Data provided —
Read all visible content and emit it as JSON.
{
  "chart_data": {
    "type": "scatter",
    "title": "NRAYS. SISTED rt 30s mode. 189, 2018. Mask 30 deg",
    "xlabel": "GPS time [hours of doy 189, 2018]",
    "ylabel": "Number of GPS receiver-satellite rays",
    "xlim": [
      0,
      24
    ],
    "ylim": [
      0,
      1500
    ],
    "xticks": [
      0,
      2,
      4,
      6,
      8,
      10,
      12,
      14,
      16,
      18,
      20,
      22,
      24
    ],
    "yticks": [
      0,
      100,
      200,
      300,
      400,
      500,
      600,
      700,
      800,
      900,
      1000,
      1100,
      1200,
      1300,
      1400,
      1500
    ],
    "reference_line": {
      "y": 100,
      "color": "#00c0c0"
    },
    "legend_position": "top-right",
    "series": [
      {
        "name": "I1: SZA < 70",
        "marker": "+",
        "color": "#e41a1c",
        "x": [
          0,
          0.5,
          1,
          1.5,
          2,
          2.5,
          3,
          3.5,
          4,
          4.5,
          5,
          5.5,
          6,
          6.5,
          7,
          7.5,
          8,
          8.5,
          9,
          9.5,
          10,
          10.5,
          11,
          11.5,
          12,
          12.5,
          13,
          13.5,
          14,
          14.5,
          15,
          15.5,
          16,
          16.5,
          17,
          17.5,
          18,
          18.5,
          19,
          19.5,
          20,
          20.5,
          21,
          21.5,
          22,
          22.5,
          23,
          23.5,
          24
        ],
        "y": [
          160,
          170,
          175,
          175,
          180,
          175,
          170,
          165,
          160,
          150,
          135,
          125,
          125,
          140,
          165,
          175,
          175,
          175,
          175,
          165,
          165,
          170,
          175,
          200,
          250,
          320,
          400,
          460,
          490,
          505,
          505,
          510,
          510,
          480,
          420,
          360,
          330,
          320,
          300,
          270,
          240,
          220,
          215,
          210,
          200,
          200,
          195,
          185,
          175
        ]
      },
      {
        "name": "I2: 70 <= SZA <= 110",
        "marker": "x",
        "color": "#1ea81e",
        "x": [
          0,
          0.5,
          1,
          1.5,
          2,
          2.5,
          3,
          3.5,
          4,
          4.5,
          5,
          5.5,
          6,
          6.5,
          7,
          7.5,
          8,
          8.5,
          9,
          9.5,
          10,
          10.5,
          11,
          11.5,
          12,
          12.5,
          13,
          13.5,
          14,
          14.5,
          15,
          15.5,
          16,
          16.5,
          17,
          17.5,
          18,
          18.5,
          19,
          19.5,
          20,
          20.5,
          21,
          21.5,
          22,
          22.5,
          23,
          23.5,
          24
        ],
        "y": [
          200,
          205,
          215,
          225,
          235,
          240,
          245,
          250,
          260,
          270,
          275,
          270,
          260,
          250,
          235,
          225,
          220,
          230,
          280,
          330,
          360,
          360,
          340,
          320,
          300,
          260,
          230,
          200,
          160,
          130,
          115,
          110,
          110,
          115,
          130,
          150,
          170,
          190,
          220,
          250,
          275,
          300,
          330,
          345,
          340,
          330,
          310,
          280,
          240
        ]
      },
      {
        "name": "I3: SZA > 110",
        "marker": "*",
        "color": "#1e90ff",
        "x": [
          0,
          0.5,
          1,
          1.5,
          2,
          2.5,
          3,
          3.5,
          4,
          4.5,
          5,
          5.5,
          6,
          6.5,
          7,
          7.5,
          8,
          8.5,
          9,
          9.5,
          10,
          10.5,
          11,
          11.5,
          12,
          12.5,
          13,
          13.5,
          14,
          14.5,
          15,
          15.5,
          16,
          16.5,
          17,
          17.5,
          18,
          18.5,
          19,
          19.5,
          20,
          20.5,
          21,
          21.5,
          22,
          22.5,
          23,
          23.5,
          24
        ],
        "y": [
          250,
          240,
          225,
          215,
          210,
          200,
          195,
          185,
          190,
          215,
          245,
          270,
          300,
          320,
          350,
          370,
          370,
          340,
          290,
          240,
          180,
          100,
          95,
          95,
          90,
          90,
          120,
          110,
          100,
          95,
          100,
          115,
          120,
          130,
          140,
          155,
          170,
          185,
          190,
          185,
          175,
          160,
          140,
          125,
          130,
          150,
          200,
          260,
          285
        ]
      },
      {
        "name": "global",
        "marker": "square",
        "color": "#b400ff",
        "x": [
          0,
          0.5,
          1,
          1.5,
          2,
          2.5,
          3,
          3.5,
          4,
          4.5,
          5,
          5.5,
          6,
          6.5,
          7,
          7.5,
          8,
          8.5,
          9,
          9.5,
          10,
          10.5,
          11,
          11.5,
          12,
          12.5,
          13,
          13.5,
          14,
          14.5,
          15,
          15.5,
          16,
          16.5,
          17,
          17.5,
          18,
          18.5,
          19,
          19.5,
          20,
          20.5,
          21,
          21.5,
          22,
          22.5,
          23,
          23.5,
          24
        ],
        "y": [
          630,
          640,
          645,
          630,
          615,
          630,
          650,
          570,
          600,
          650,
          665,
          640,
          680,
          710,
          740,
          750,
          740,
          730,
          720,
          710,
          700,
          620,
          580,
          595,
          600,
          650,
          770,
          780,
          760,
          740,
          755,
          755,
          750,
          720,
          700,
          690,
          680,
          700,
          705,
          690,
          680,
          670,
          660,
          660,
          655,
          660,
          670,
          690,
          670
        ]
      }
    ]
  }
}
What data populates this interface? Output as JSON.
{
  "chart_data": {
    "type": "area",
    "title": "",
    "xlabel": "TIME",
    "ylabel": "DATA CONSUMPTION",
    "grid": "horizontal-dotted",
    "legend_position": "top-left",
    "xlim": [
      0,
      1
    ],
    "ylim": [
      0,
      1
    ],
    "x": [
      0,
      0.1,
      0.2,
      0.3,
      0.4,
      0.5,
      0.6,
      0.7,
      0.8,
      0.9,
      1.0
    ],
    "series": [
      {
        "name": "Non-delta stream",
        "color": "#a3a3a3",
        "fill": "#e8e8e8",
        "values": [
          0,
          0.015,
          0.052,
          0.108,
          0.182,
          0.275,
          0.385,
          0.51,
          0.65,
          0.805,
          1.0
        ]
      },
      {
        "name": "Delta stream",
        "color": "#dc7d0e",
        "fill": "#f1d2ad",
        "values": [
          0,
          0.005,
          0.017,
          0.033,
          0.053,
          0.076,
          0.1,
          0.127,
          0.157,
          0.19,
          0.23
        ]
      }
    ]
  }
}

What you are asked to do — Starting from the line with "What data populates" and ending with the final line of the data, quote every line exactly, both ends included.

Exercise answer —
What data populates this interface? Output as JSON.
{
  "chart_data": {
    "type": "area",
    "title": "",
    "xlabel": "TIME",
    "ylabel": "DATA CONSUMPTION",
    "grid": "horizontal-dotted",
    "legend_position": "top-left",
    "xlim": [
      0,
      1
    ],
    "ylim": [
      0,
      1
    ],
    "x": [
      0,
      0.1,
      0.2,
      0.3,
      0.4,
      0.5,
      0.6,
      0.7,
      0.8,
      0.9,
      1.0
    ],
    "series": [
      {
        "name": "Non-delta stream",
        "color": "#a3a3a3",
        "fill": "#e8e8e8",
        "values": [
          0,
          0.015,
          0.052,
          0.108,
          0.182,
          0.275,
          0.385,
          0.51,
          0.65,
          0.805,
          1.0
        ]
      },
      {
        "name": "Delta stream",
        "color": "#dc7d0e",
        "fill": "#f1d2ad",
        "values": [
          0,
          0.005,
          0.017,
          0.033,
          0.053,
          0.076,
          0.1,
          0.127,
          0.157,
          0.19,
          0.23
        ]
      }
    ]
  }
}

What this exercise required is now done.